(Collection entries)
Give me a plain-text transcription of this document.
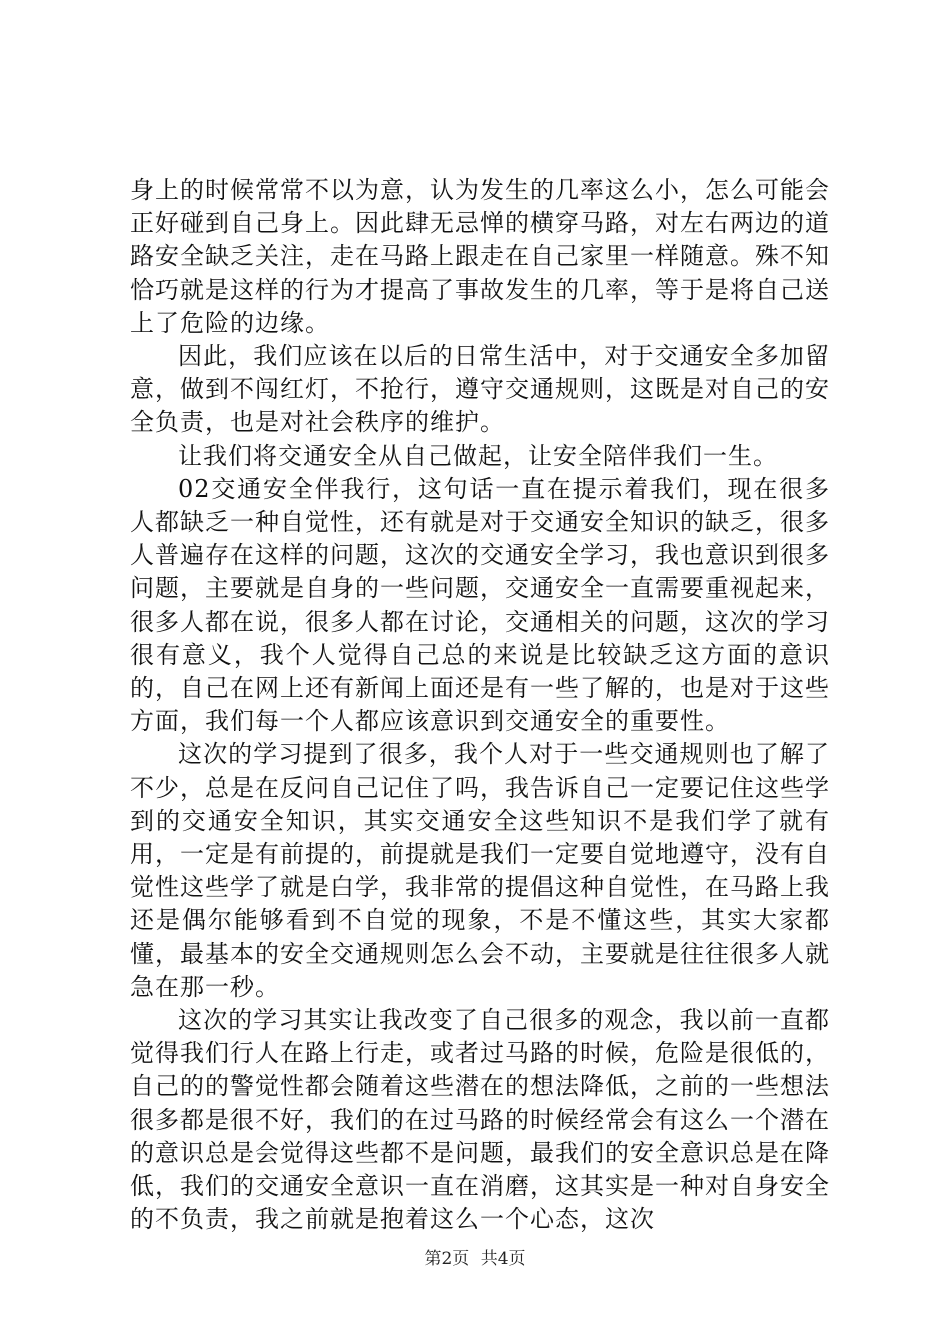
身上的时候常常不以为意，认为发生的几率这么小，怎么可能会正好碰到自己身上。因此肆无忌惮的横穿马路，对左右两边的道路安全缺乏关注，走在马路上跟走在自己家里一样随意。殊不知恰巧就是这样的行为才提高了事故发生的几率，等于是将自己送上了危险的边缘。

因此，我们应该在以后的日常生活中，对于交通安全多加留意，做到不闯红灯，不抢行，遵守交通规则，这既是对自己的安全负责，也是对社会秩序的维护。

让我们将交通安全从自己做起，让安全陪伴我们一生。

02交通安全伴我行，这句话一直在提示着我们，现在很多人都缺乏一种自觉性，还有就是对于交通安全知识的缺乏，很多人普遍存在这样的问题，这次的交通安全学习，我也意识到很多问题，主要就是自身的一些问题，交通安全一直需要重视起来，很多人都在说，很多人都在讨论，交通相关的问题，这次的学习很有意义，我个人觉得自己总的来说是比较缺乏这方面的意识的，自己在网上还有新闻上面还是有一些了解的，也是对于这些方面，我们每一个人都应该意识到交通安全的重要性。

这次的学习提到了很多，我个人对于一些交通规则也了解了不少，总是在反问自己记住了吗，我告诉自己一定要记住这些学到的交通安全知识，其实交通安全这些知识不是我们学了就有用，一定是有前提的，前提就是我们一定要自觉地遵守，没有自觉性这些学了就是白学，我非常的提倡这种自觉性，在马路上我还是偶尔能够看到不自觉的现象，不是不懂这些，其实大家都懂，最基本的安全交通规则怎么会不动，主要就是往往很多人就急在那一秒。

这次的学习其实让我改变了自己很多的观念，我以前一直都觉得我们行人在路上行走，或者过马路的时候，危险是很低的，自己的的警觉性都会随着这些潜在的想法降低，之前的一些想法很多都是很不好，我们的在过马路的时候经常会有这么一个潜在的意识总是会觉得这些都不是问题，最我们的安全意识总是在降低，我们的交通安全意识一直在消磨，这其实是一种对自身安全的不负责，我之前就是抱着这么一个心态，这次

第2页 共4页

TASK DESCRIPTION: Print the whole listing above once more, word for word, without its pictures.

SOLUTION BELOW:
Give me a plain-text transcription of this document.
身上的时候常常不以为意，认为发生的几率这么小，怎么可能会正好碰到自己身上。因此肆无忌惮的横穿马路，对左右两边的道路安全缺乏关注，走在马路上跟走在自己家里一样随意。殊不知恰巧就是这样的行为才提高了事故发生的几率，等于是将自己送上了危险的边缘。

因此，我们应该在以后的日常生活中，对于交通安全多加留意，做到不闯红灯，不抢行，遵守交通规则，这既是对自己的安全负责，也是对社会秩序的维护。

让我们将交通安全从自己做起，让安全陪伴我们一生。

02交通安全伴我行，这句话一直在提示着我们，现在很多人都缺乏一种自觉性，还有就是对于交通安全知识的缺乏，很多人普遍存在这样的问题，这次的交通安全学习，我也意识到很多问题，主要就是自身的一些问题，交通安全一直需要重视起来，很多人都在说，很多人都在讨论，交通相关的问题，这次的学习很有意义，我个人觉得自己总的来说是比较缺乏这方面的意识的，自己在网上还有新闻上面还是有一些了解的，也是对于这些方面，我们每一个人都应该意识到交通安全的重要性。

这次的学习提到了很多，我个人对于一些交通规则也了解了不少，总是在反问自己记住了吗，我告诉自己一定要记住这些学到的交通安全知识，其实交通安全这些知识不是我们学了就有用，一定是有前提的，前提就是我们一定要自觉地遵守，没有自觉性这些学了就是白学，我非常的提倡这种自觉性，在马路上我还是偶尔能够看到不自觉的现象，不是不懂这些，其实大家都懂，最基本的安全交通规则怎么会不动，主要就是往往很多人就急在那一秒。

这次的学习其实让我改变了自己很多的观念，我以前一直都觉得我们行人在路上行走，或者过马路的时候，危险是很低的，自己的的警觉性都会随着这些潜在的想法降低，之前的一些想法很多都是很不好，我们的在过马路的时候经常会有这么一个潜在的意识总是会觉得这些都不是问题，最我们的安全意识总是在降低，我们的交通安全意识一直在消磨，这其实是一种对自身安全的不负责，我之前就是抱着这么一个心态，这次

第2页 共4页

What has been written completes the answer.